Text passage:
Monday, March 10, 2014

Linux's fsync() woes are getting some attention

In two weeks, I'm headed to LSF/MM and the Linux Collaboration Summit, by invitation of some Linux kernel hackers, to discuss how the Linux kernel can better interoperate with PostgreSQL.  This is good news for PostgreSQL, and hopefully for Linux as well.  A post from Mel Gorman indicates that this topic is attracting a lot of interest, and that MariaDB and MySQL developers have now been invited to participate as well.  His summary of the discussion so far quotes some blunt words from one of my posts:

 IMHO, the problem is simpler than that: no single process should
 be allowed to completely screw over every other process on the
 system.  When the checkpointer process starts calling fsync(), the
 system begins writing out the data that needs to be fsync()'d so
 aggressively that service times for I/O requests from other process
 go through the roof.  It's difficult for me to imagine that any
 application on any I/O scheduler is ever happy with that behavior.
 We shouldn't need to sprinkle of fsync() calls with special magic
 juju sauce that says "hey, when you do this, could you try to avoid
 causing the rest of the system to COMPLETELY GRIND TO A HALT?".
 That should be the *default* behavior, if not the *only* behavior. 

Long-time PostgreSQL users will probably be familiar with the pain in this area.  If the kernel doesn't write back pages aggressively enough between and during checkpoints, then at the end of the checkpoint, when the fsync() requests start arriving in quick succession, system throughput goes down the tubes as every available write cache fills up and overflows.  I/O service times become very long, and overall performance tanks, sometimes for minutes.  A couple of things have been tried over the years to ameliorate this problem.  Beginning in PostgreSQL 8.3 (2008), the checkpoint writes are spread out over a long period of time to give the kernel more time to write them back, but whether it actually does is up to the kernel.  More recently, attempts have been made to spread out the fsync() calls as well as the writes, but I'm not aware that any of these attempts have had fully satisfying results, and no changes along these lines have been judged sufficiently promising to justify committing them.  In one sense, what PostgreSQL really wants to know is whether starting the next fsync() now is going to cause the I/O subsystem to become overloaded, and there's no easy way to get that information; in fact, it's not clear that even the kernel has access to that information.   (If it did, we'd also hope that it would take care of throttling the fsyncs a little better even in the absence of specific guidance from PostgreSQL.)

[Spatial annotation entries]
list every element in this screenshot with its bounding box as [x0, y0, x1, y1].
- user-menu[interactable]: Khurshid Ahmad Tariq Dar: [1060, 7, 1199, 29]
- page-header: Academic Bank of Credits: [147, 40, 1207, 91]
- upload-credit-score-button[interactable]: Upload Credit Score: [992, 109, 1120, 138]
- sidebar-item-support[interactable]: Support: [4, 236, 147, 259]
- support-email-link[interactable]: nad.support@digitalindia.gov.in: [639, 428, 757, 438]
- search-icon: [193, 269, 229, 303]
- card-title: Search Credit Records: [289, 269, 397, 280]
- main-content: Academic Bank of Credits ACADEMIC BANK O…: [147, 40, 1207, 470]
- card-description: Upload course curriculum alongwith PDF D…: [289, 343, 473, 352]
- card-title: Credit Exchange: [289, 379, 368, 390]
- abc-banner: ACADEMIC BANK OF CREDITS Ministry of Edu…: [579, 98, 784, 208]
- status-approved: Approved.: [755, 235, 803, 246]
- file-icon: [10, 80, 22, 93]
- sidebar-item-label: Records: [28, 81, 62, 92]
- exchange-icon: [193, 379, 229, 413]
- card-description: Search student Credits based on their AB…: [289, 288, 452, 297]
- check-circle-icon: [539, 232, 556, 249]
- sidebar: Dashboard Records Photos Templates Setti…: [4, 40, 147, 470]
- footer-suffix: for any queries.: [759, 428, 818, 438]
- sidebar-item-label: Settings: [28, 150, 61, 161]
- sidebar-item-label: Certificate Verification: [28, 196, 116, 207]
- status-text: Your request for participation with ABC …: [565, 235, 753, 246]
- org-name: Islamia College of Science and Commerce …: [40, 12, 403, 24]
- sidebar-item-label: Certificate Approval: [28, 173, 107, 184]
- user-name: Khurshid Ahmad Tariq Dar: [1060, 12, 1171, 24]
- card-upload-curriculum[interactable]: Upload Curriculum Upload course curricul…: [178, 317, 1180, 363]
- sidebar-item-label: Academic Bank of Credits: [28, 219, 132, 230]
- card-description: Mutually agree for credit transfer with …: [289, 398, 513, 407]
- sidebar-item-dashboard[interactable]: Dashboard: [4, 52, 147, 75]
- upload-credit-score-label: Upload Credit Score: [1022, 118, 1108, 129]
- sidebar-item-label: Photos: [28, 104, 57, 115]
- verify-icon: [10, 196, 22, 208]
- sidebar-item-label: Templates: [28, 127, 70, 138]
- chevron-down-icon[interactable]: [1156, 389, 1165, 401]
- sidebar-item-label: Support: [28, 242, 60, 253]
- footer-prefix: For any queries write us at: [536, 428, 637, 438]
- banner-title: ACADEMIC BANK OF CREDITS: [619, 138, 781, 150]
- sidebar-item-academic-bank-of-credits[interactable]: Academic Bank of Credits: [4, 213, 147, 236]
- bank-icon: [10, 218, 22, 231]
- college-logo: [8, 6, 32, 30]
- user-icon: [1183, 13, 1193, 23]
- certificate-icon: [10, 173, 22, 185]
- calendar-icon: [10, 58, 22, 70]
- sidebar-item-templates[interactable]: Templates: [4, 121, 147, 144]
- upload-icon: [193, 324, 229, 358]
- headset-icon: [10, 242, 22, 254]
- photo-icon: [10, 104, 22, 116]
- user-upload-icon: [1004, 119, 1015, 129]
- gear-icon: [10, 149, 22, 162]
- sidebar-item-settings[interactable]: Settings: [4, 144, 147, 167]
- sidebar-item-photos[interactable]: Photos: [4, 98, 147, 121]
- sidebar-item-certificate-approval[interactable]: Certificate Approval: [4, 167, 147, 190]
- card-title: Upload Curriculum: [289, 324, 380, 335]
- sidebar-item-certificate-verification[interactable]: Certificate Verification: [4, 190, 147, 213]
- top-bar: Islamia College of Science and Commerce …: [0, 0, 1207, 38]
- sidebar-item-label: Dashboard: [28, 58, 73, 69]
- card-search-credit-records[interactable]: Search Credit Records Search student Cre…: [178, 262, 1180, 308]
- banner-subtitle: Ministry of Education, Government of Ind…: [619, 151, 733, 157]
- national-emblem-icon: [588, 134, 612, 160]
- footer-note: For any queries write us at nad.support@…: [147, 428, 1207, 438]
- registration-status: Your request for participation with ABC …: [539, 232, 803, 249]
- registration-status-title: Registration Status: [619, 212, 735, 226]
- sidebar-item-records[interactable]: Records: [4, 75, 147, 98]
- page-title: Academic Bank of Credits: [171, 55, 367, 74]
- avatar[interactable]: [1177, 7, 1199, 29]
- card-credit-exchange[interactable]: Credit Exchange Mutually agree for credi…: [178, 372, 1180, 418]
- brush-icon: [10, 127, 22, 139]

Exercises:
**a)** According to the fsync() post, starting with which PostgreSQL release were checkpoint writes spread out over a long period of time?
**b)** Reproduce the fsync() post from "We shouldn't need" to "the *only* behavior.".
Rely solely on the fsync() post when responding.

Outputs by task:
**a)** PostgreSQL 8.3 (2008).

**b)**
We shouldn't need to sprinkle of fsync() calls with special magic
 juju sauce that says "hey, when you do this, could you try to avoid
 causing the rest of the system to COMPLETELY GRIND TO A HALT?".
 That should be the *default* behavior, if not the *only* behavior.